[Stored records]

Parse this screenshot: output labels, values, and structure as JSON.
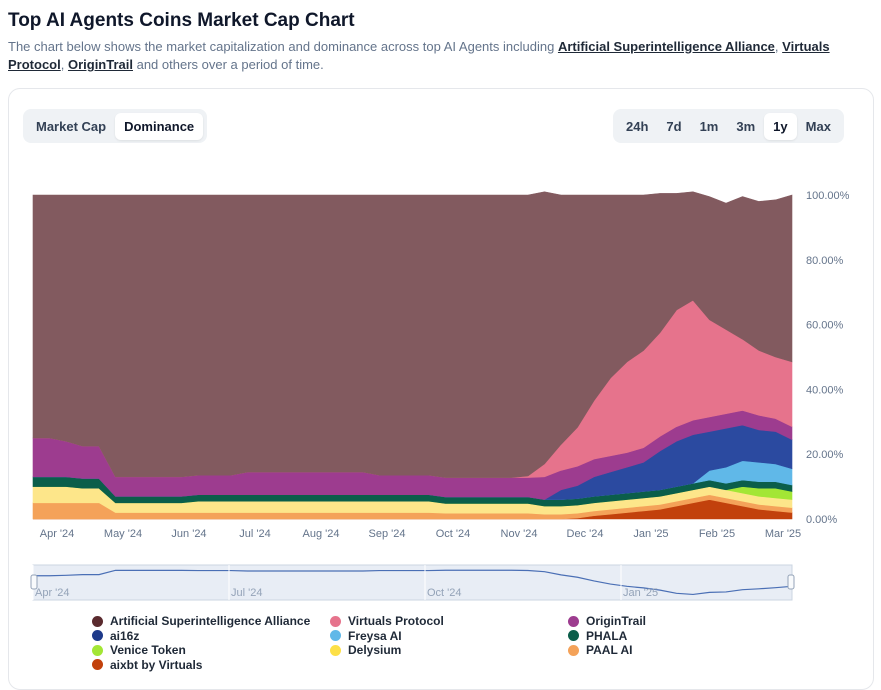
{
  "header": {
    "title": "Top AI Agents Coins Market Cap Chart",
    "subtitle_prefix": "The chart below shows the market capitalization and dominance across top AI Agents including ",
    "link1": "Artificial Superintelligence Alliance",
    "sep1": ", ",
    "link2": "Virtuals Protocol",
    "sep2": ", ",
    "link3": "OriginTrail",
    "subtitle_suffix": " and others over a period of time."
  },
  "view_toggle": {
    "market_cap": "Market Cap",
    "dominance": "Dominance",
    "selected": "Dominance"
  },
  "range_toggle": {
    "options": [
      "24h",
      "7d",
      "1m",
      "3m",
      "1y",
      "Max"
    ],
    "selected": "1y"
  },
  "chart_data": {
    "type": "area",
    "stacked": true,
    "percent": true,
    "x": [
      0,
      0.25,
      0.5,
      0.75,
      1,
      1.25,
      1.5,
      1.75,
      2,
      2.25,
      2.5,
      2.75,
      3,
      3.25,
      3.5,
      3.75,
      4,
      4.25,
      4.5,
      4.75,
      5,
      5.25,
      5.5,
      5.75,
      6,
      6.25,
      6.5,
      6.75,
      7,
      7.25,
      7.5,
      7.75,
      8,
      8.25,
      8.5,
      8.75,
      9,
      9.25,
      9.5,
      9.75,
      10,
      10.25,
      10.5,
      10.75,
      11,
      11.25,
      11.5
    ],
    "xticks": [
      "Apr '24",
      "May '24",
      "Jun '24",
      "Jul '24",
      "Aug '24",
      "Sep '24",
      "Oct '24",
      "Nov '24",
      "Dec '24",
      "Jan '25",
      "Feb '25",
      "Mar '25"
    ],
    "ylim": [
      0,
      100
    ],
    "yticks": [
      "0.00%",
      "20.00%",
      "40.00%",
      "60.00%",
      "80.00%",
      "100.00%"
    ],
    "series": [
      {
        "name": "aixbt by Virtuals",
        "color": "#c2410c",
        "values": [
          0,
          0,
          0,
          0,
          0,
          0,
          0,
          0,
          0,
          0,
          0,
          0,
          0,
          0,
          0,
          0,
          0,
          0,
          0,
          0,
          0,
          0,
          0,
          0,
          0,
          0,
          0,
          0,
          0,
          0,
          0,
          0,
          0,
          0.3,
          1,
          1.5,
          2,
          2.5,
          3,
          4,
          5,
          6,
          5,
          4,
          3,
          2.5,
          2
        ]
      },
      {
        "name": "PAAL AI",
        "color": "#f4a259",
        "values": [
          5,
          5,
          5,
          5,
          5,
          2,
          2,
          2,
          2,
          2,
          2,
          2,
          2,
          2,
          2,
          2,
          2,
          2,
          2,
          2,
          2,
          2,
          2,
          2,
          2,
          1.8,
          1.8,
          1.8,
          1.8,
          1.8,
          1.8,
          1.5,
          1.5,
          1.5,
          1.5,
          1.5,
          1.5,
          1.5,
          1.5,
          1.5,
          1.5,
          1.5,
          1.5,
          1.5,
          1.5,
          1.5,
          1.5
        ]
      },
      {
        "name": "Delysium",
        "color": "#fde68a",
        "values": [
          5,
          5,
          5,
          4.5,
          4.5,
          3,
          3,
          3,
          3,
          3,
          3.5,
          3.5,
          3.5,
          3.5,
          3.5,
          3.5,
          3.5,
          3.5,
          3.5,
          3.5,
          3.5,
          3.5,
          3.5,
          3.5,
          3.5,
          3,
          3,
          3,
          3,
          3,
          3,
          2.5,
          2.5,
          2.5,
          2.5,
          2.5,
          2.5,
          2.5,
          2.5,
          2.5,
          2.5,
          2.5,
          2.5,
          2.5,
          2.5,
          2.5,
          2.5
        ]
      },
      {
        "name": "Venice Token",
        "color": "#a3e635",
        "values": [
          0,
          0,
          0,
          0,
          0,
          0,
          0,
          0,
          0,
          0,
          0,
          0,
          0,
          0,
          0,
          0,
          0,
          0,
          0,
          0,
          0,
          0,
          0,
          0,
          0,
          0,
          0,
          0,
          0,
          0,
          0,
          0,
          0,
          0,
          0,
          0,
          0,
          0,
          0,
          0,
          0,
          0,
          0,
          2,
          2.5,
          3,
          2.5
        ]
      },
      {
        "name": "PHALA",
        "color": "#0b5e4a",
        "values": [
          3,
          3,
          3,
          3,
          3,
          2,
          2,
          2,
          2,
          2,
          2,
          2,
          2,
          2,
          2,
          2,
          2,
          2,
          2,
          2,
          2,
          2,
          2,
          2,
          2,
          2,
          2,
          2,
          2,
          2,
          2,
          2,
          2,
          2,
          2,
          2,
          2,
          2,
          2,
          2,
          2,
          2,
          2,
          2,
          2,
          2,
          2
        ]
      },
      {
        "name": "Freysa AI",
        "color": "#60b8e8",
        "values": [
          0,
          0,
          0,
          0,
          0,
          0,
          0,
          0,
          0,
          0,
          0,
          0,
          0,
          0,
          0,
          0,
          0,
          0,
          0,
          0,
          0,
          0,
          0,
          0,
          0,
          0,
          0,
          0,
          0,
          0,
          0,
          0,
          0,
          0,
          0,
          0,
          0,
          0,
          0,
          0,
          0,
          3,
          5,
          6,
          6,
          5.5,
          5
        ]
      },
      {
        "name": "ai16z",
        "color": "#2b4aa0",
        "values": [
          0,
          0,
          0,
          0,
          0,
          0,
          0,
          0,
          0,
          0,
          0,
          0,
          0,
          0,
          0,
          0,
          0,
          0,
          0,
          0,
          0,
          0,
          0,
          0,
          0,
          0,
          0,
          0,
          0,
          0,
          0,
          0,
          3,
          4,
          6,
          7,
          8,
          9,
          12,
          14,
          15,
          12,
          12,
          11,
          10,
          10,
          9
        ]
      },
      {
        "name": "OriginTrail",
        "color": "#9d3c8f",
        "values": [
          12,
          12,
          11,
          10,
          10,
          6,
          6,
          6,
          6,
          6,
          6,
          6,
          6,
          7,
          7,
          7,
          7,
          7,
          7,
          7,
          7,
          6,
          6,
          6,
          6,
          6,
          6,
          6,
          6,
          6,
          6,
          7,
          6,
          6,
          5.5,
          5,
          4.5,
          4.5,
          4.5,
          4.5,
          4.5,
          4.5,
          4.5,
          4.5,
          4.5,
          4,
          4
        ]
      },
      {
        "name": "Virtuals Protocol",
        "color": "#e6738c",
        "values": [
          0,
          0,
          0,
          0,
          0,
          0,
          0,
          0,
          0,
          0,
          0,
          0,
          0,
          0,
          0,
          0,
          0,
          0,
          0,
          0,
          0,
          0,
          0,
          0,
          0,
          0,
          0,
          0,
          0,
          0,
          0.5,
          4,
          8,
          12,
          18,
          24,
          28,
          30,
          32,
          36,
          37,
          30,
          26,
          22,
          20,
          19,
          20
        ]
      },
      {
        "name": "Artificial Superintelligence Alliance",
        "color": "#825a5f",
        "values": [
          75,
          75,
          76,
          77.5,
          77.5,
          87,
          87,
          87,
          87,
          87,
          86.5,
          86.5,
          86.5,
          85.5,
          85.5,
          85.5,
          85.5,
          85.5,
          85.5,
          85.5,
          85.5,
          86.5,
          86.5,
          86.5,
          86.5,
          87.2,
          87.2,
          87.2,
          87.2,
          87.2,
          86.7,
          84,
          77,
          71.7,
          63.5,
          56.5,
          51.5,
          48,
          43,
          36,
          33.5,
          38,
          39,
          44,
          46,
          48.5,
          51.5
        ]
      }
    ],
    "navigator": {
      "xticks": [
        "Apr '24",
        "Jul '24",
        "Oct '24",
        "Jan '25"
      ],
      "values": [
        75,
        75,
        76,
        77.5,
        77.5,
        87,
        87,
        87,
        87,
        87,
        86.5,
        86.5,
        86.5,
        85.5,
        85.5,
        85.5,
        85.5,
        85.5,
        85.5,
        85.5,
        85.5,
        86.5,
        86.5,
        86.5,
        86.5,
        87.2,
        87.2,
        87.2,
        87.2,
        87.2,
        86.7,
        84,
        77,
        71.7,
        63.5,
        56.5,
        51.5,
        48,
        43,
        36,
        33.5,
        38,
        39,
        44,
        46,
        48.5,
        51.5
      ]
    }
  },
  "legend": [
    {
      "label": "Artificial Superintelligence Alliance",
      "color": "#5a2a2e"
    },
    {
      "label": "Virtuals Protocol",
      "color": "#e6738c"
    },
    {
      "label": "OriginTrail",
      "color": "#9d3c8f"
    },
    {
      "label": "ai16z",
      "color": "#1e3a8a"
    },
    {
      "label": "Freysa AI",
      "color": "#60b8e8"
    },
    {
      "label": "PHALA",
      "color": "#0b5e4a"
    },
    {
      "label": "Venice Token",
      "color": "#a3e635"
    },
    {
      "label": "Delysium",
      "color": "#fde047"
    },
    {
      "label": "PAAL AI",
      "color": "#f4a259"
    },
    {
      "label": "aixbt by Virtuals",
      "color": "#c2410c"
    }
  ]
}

---

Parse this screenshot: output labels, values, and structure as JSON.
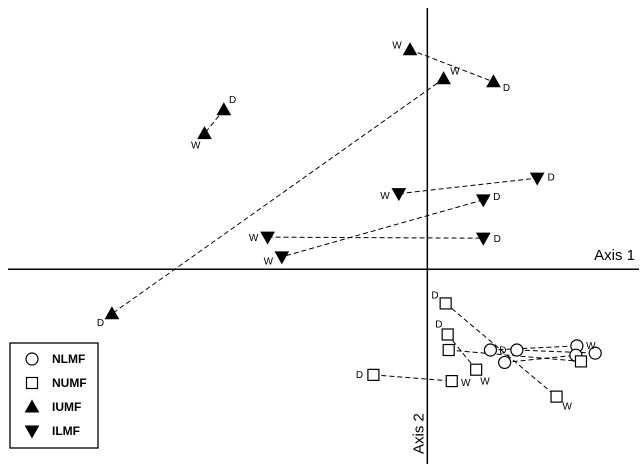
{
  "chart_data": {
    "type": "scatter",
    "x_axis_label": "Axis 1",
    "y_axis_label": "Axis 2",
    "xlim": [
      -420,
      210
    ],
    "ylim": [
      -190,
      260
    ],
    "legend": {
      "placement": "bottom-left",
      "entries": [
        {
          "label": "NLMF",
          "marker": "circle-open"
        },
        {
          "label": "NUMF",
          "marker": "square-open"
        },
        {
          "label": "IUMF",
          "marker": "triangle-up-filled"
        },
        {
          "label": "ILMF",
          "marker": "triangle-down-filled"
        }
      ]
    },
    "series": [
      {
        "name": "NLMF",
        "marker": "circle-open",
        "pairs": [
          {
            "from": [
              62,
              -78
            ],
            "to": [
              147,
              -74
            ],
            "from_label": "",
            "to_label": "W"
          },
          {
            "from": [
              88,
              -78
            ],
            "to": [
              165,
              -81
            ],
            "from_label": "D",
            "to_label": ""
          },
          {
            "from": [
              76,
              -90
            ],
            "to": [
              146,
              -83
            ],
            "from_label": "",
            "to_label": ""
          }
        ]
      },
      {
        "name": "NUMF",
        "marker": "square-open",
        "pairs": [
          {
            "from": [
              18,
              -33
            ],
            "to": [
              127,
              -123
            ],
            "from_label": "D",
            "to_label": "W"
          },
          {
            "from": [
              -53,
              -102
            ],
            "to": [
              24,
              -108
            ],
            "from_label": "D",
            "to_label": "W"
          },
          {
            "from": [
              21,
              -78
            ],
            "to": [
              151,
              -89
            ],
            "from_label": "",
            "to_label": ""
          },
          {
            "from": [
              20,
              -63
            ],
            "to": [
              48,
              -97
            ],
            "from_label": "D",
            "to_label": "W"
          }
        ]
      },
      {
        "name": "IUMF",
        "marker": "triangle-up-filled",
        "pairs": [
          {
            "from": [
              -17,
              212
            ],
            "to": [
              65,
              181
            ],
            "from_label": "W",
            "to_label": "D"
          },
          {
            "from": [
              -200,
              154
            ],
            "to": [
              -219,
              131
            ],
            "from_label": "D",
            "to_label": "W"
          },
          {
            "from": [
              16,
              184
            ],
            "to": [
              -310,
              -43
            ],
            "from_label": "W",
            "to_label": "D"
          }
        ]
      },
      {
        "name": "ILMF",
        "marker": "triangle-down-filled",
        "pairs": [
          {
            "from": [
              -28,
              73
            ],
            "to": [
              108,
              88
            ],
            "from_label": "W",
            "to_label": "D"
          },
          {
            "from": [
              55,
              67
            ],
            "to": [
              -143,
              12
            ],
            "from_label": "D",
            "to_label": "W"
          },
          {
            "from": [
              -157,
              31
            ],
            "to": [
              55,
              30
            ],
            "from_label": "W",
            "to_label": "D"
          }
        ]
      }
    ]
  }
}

Exercise objective: From the data above, pick out each line containing "Token" and copy it.

Answer in full:
        "name": "Venice Token",
      "label": "Venice Token",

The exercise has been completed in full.